::: MATERIAL TO PROCESS :::

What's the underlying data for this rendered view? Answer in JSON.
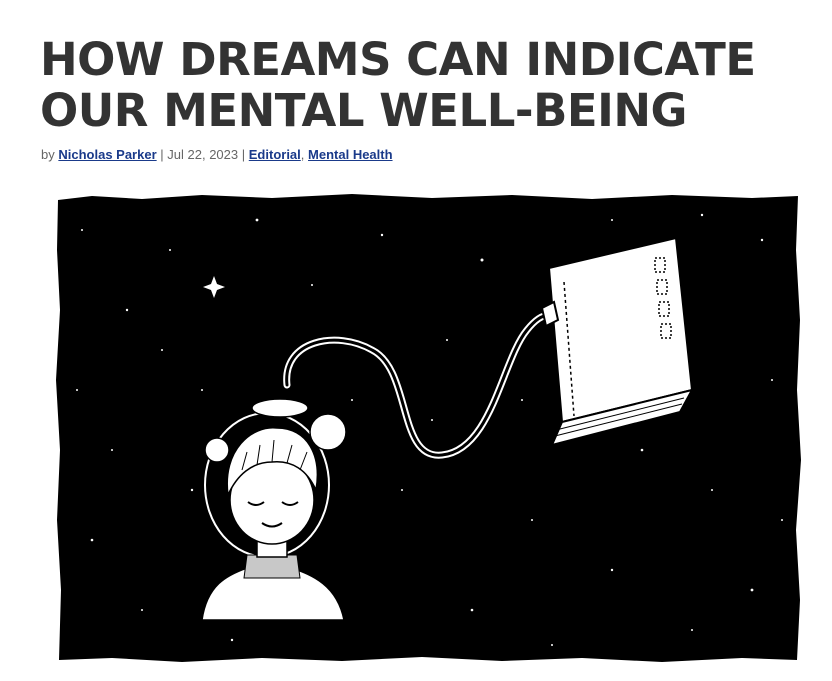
{
  "article": {
    "title_line1": "HOW DREAMS CAN INDICATE",
    "title_line2": "OUR MENTAL WELL-BEING",
    "meta": {
      "prefix": "by",
      "author": "Nicholas Parker",
      "sep1": "|",
      "date": "Jul 22, 2023",
      "sep2": "|",
      "category1": "Editorial",
      "comma": ",",
      "category2": "Mental Health"
    }
  },
  "illustration": {
    "subject": "boy-dreaming-connected-to-book",
    "colors": {
      "background": "#000000",
      "ink": "#ffffff"
    }
  }
}
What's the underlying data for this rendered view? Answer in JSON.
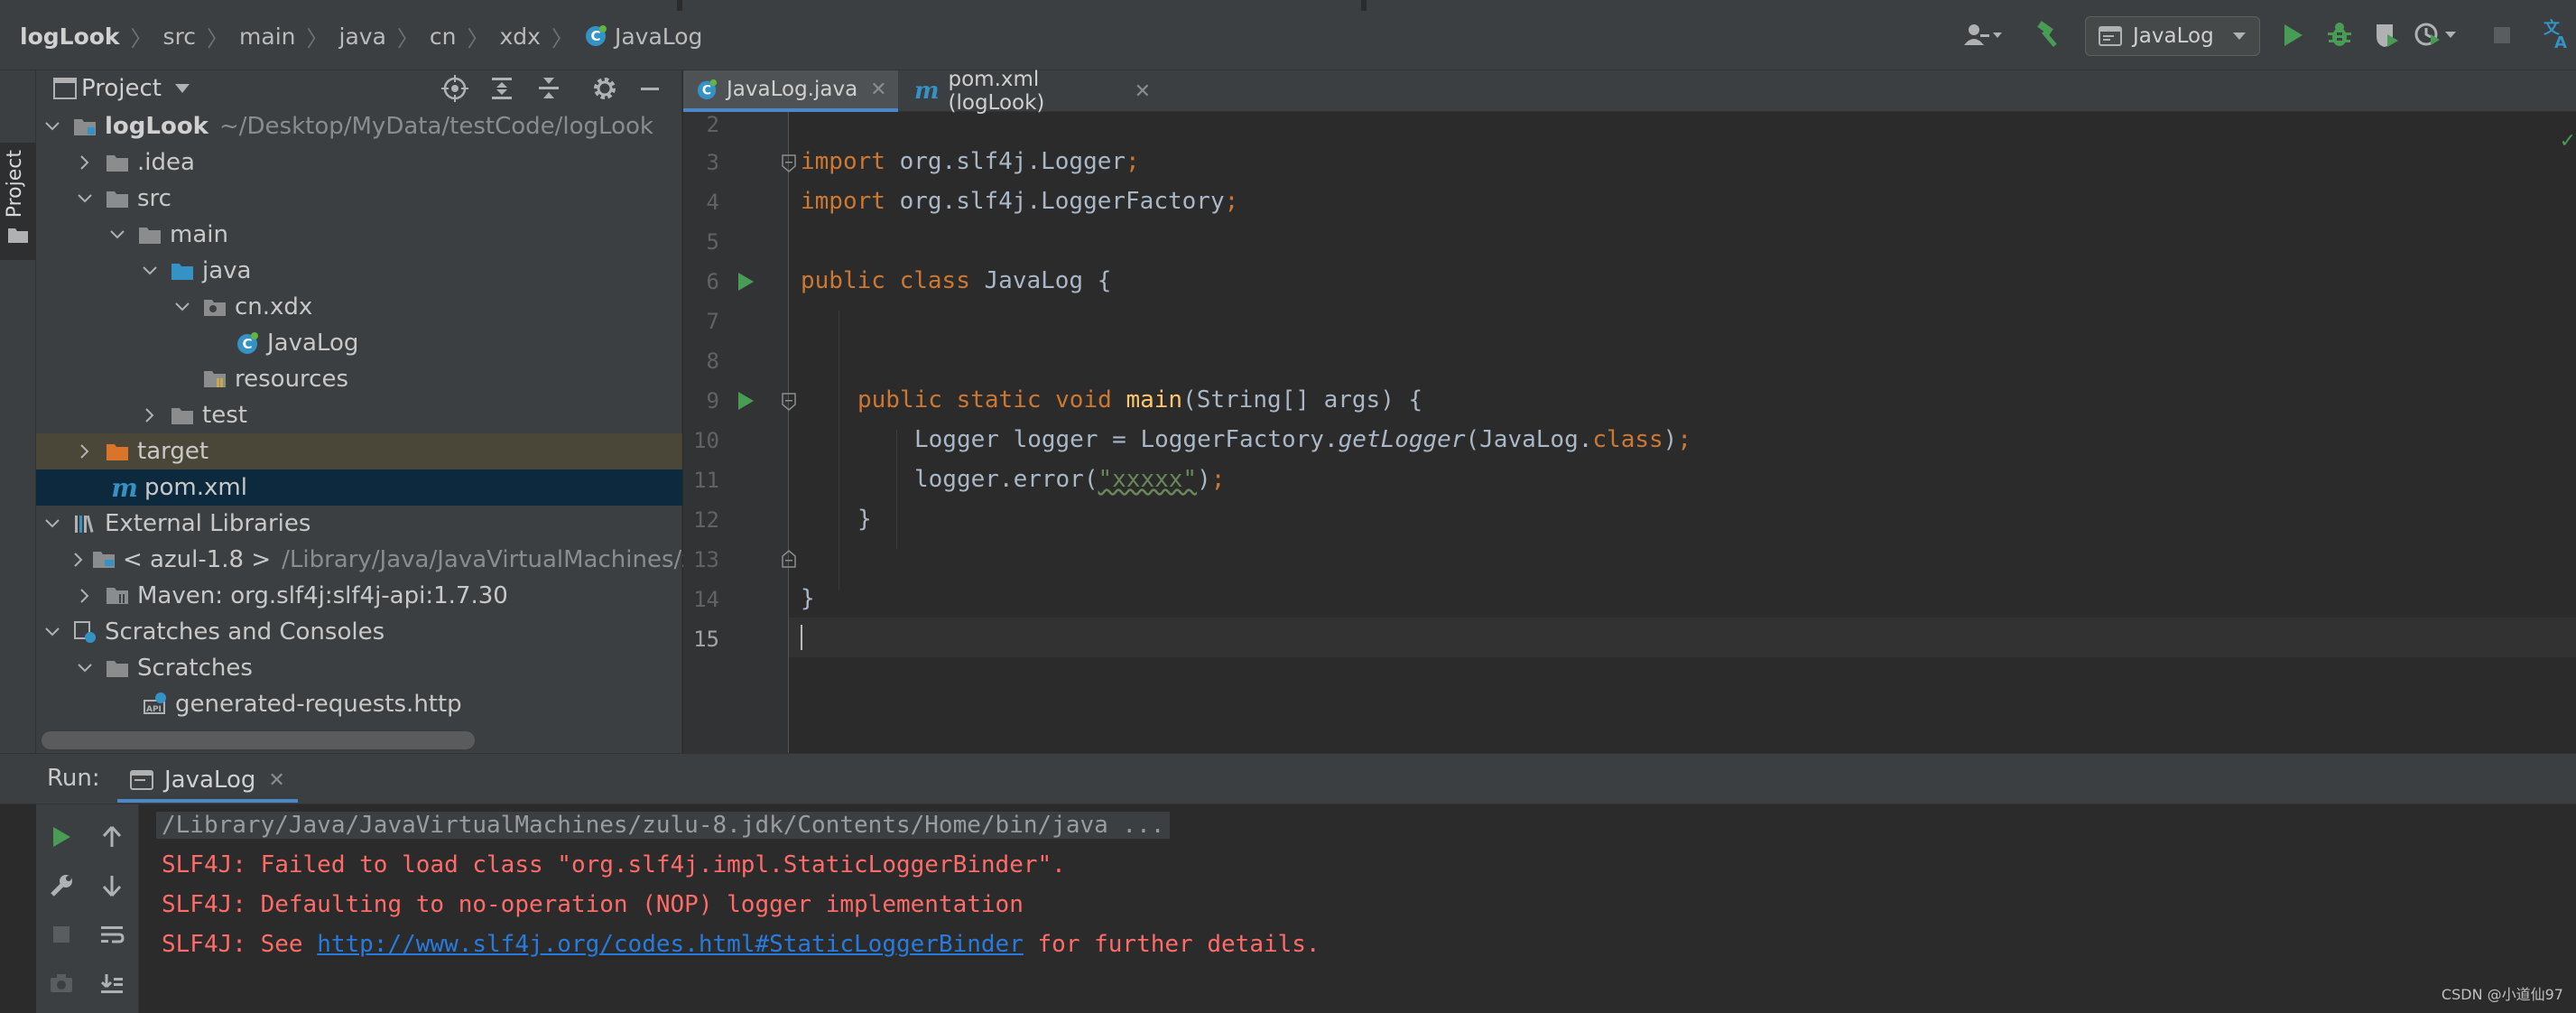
{
  "breadcrumb": [
    "logLook",
    "src",
    "main",
    "java",
    "cn",
    "xdx",
    "JavaLog"
  ],
  "toolbar": {
    "run_config": "JavaLog",
    "icons": [
      "user-icon",
      "hammer-icon",
      "run-icon",
      "debug-icon",
      "coverage-icon",
      "profile-icon",
      "stop-icon",
      "translate-icon"
    ]
  },
  "left_stripe": {
    "project_label": "Project"
  },
  "project_panel": {
    "title": "Project",
    "tree": [
      {
        "label": "logLook",
        "path": "~/Desktop/MyData/testCode/logLook",
        "icon": "module-folder-icon"
      },
      {
        "label": ".idea",
        "icon": "folder-icon"
      },
      {
        "label": "src",
        "icon": "folder-icon"
      },
      {
        "label": "main",
        "icon": "folder-icon"
      },
      {
        "label": "java",
        "icon": "source-folder-icon"
      },
      {
        "label": "cn.xdx",
        "icon": "package-icon"
      },
      {
        "label": "JavaLog",
        "icon": "java-class-icon"
      },
      {
        "label": "resources",
        "icon": "resources-folder-icon"
      },
      {
        "label": "test",
        "icon": "folder-icon"
      },
      {
        "label": "target",
        "icon": "excluded-folder-icon"
      },
      {
        "label": "pom.xml",
        "icon": "maven-icon"
      },
      {
        "label": "External Libraries",
        "icon": "library-icon"
      },
      {
        "label": "< azul-1.8 >",
        "path": "/Library/Java/JavaVirtualMachines/z",
        "icon": "jdk-icon"
      },
      {
        "label": "Maven: org.slf4j:slf4j-api:1.7.30",
        "icon": "jar-icon"
      },
      {
        "label": "Scratches and Consoles",
        "icon": "scratches-icon"
      },
      {
        "label": "Scratches",
        "icon": "folder-icon"
      },
      {
        "label": "generated-requests.http",
        "icon": "api-file-icon"
      }
    ]
  },
  "editor": {
    "tabs": [
      {
        "label": "JavaLog.java",
        "active": true
      },
      {
        "label": "pom.xml (logLook)",
        "active": false
      }
    ],
    "line_numbers": [
      "2",
      "3",
      "4",
      "5",
      "6",
      "7",
      "8",
      "9",
      "10",
      "11",
      "12",
      "13",
      "14",
      "15"
    ],
    "code": {
      "l3": {
        "kw": "import",
        "rest": " org.slf4j.Logger",
        "semi": ";"
      },
      "l4": {
        "kw": "import",
        "rest": " org.slf4j.LoggerFactory",
        "semi": ";"
      },
      "l6": {
        "kw1": "public",
        "kw2": "class",
        "rest": " JavaLog {"
      },
      "l9": {
        "kw1": "public",
        "kw2": "static",
        "kw3": "void",
        "fn": "main",
        "rest": "(String[] args) {"
      },
      "l10": {
        "a": "Logger logger = LoggerFactory.",
        "it": "getLogger",
        "b": "(JavaLog.",
        "kw": "class",
        "c": ")",
        "semi": ";"
      },
      "l11": {
        "a": "logger.error(",
        "str": "\"xxxxx\"",
        "b": ")",
        "semi": ";"
      },
      "l12": "}",
      "l14": "}"
    }
  },
  "run_panel": {
    "label": "Run:",
    "tab": "JavaLog",
    "console": {
      "command": "/Library/Java/JavaVirtualMachines/zulu-8.jdk/Contents/Home/bin/java ...",
      "err1": "SLF4J: Failed to load class \"org.slf4j.impl.StaticLoggerBinder\".",
      "err2": "SLF4J: Defaulting to no-operation (NOP) logger implementation",
      "err3_prefix": "SLF4J: See ",
      "err3_link": "http://www.slf4j.org/codes.html#StaticLoggerBinder",
      "err3_suffix": " for further details."
    }
  },
  "watermark": "CSDN @小道仙97",
  "colors": {
    "keyword": "#cc7832",
    "function": "#ffc66d",
    "string": "#6a8759",
    "error": "#ff6b68",
    "link": "#287bde",
    "accent": "#4a88c7",
    "run_green": "#499c54"
  }
}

:::

Copy out every line where the word "http" occurs.

        "label": "generated-requests.http",
      "err3_link": "http://www.slf4j.org/codes.html#StaticLoggerBinder",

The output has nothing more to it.